--- start of THE RECORDS ---
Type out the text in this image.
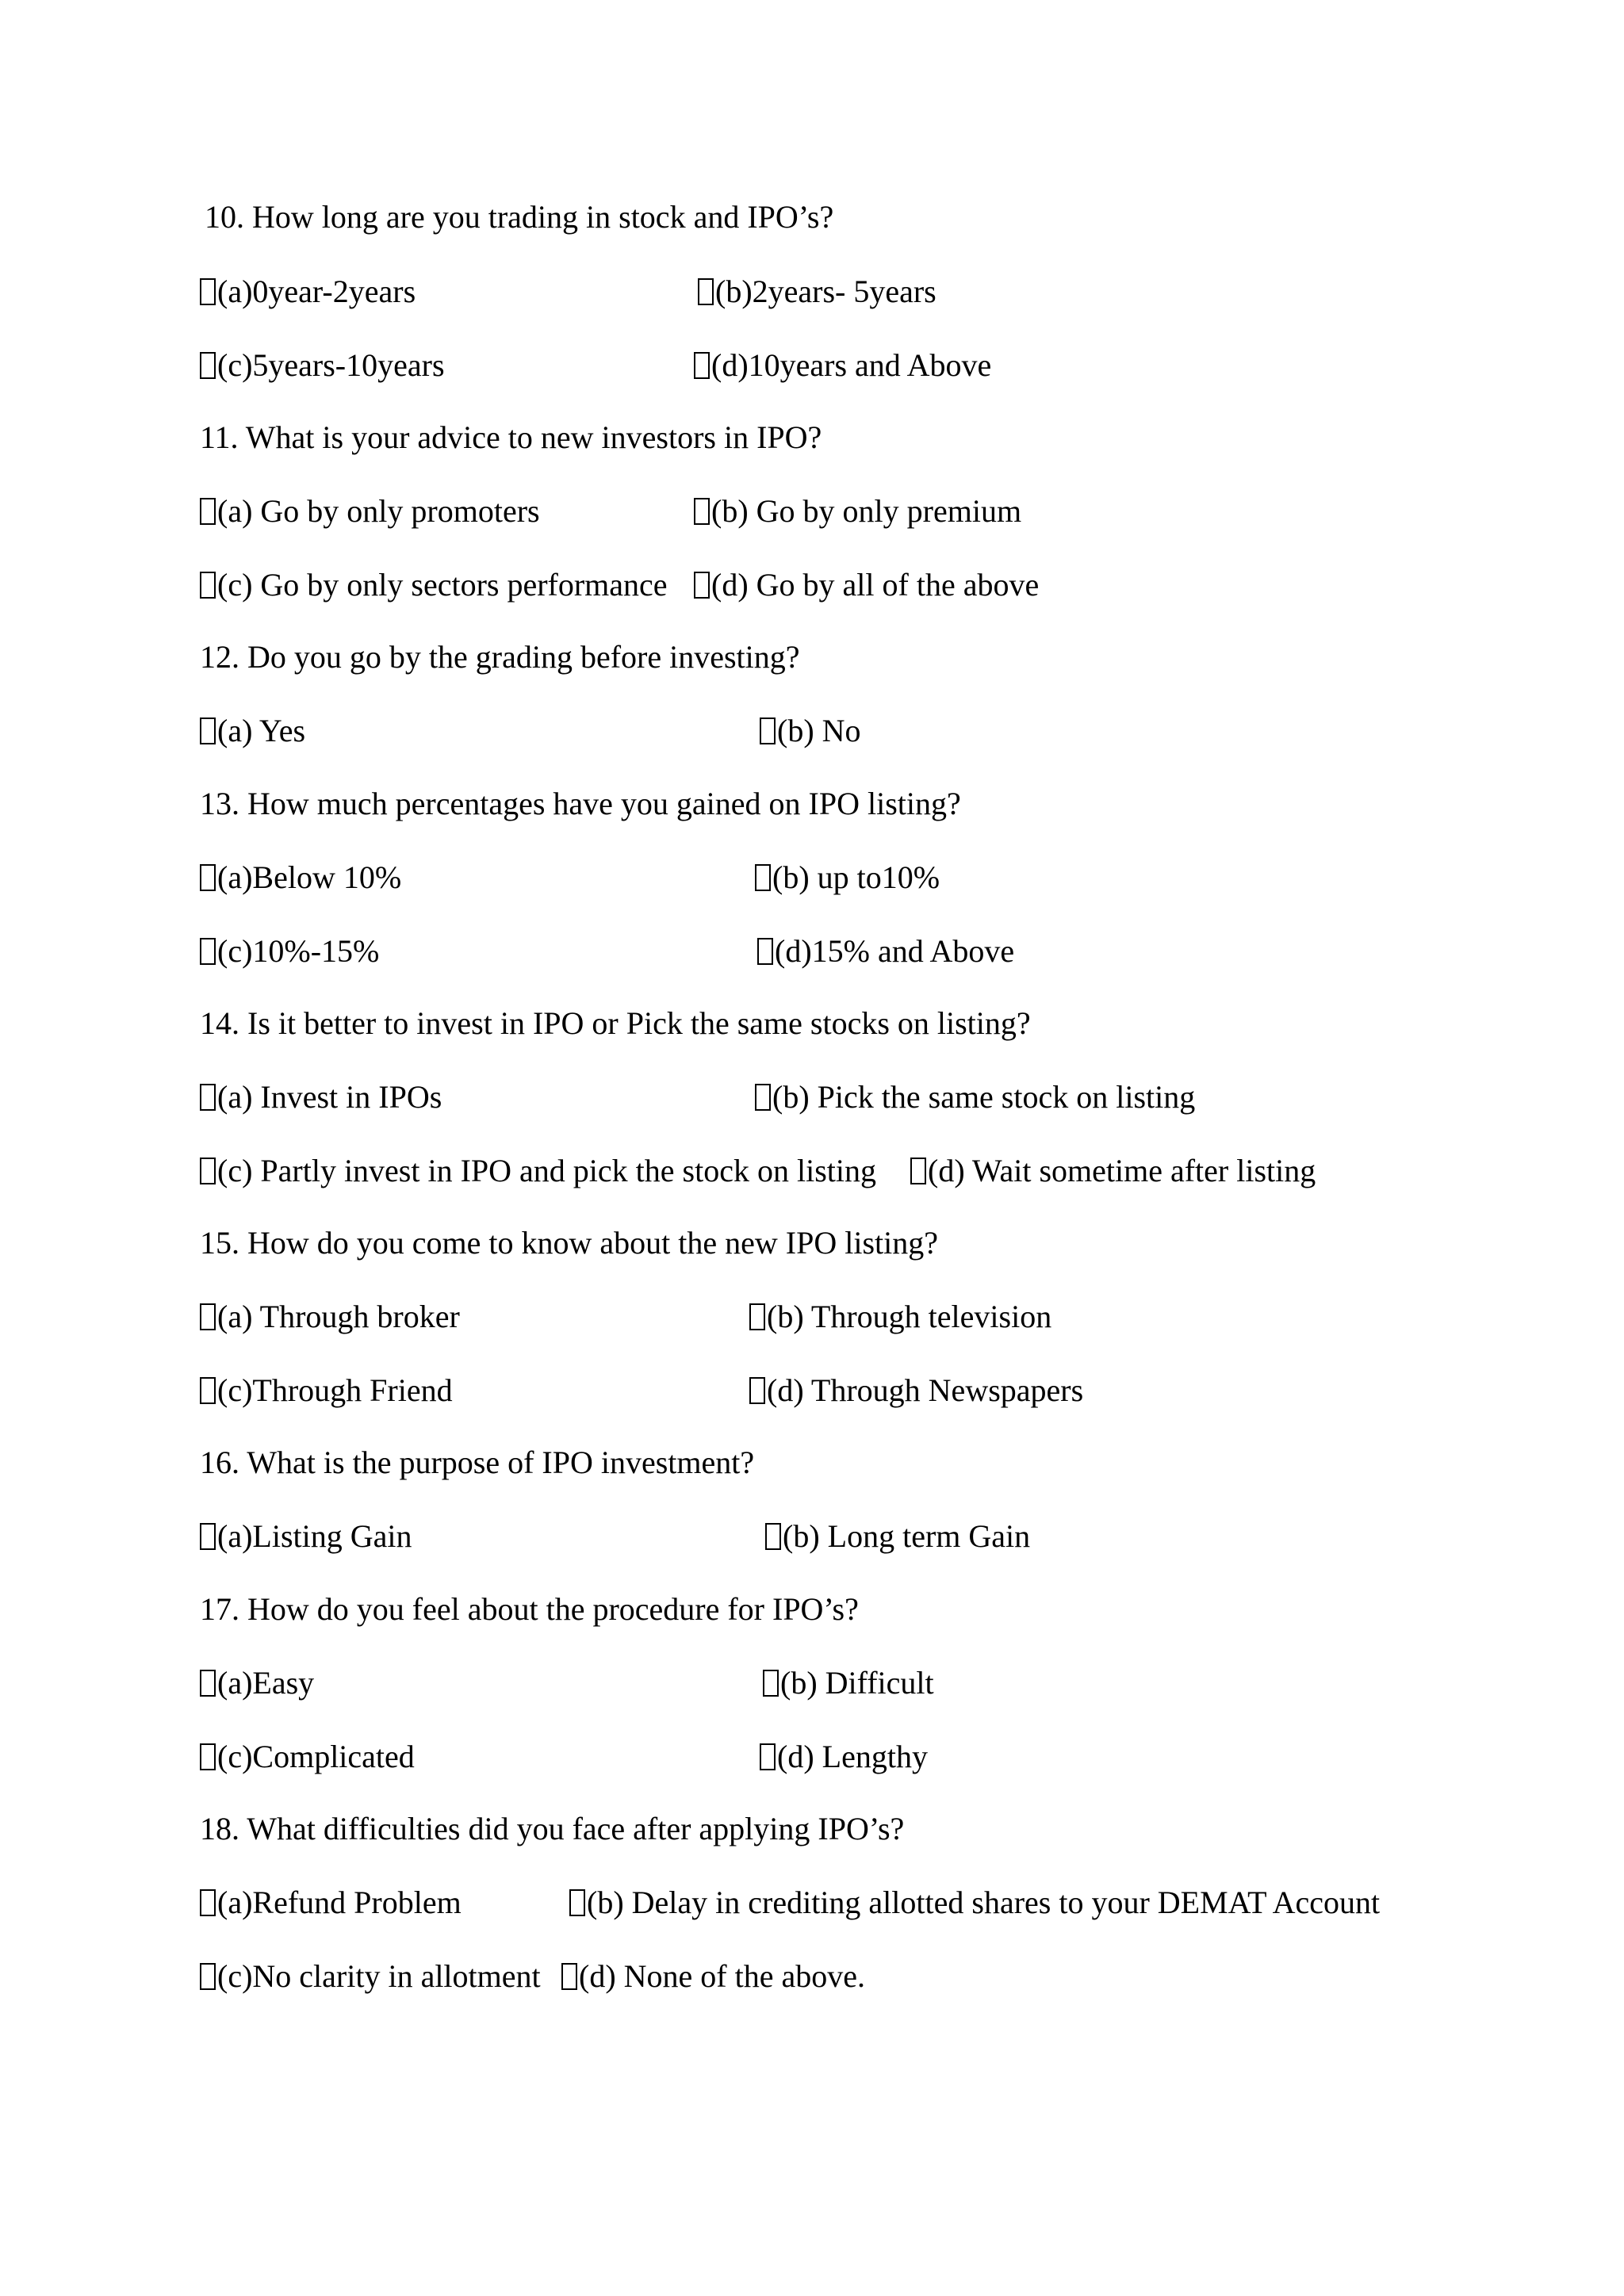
10. How long are you trading in stock and IPO’s?
(a)0year-2years	(b)2years- 5years
(c)5years-10years	(d)10years and Above
11. What is your advice to new investors in IPO?
(a) Go by only promoters	(b) Go by only premium
(c) Go by only sectors performance (d) Go by all of the above
12. Do you go by the grading before investing?
(a) Yes	(b) No
13. How much percentages have you gained on IPO listing?
(a)Below 10%	(b) up to10%
(c)10%-15%	(d)15% and Above
14. Is it better to invest in IPO or Pick the same stocks on listing?
(a) Invest in IPOs	(b) Pick the same stock on listing
(c) Partly invest in IPO and pick the stock on listing (d) Wait sometime after listing
15. How do you come to know about the new IPO listing?
(a) Through broker	(b) Through television
(c)Through Friend	(d) Through Newspapers
16. What is the purpose of IPO investment?
(a)Listing Gain	(b) Long term Gain
17. How do you feel about the procedure for IPO’s?
(a)Easy	(b) Difficult
(c)Complicated	(d) Lengthy
18. What difficulties did you face after applying IPO’s?
(a)Refund Problem	(b) Delay in crediting allotted shares to your DEMAT Account
(c)No clarity in allotment (d) None of the above.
--- end of THE RECORDS ---
Scan the entries above and work out how many lines include the word "What"; the reply is that number alone.

3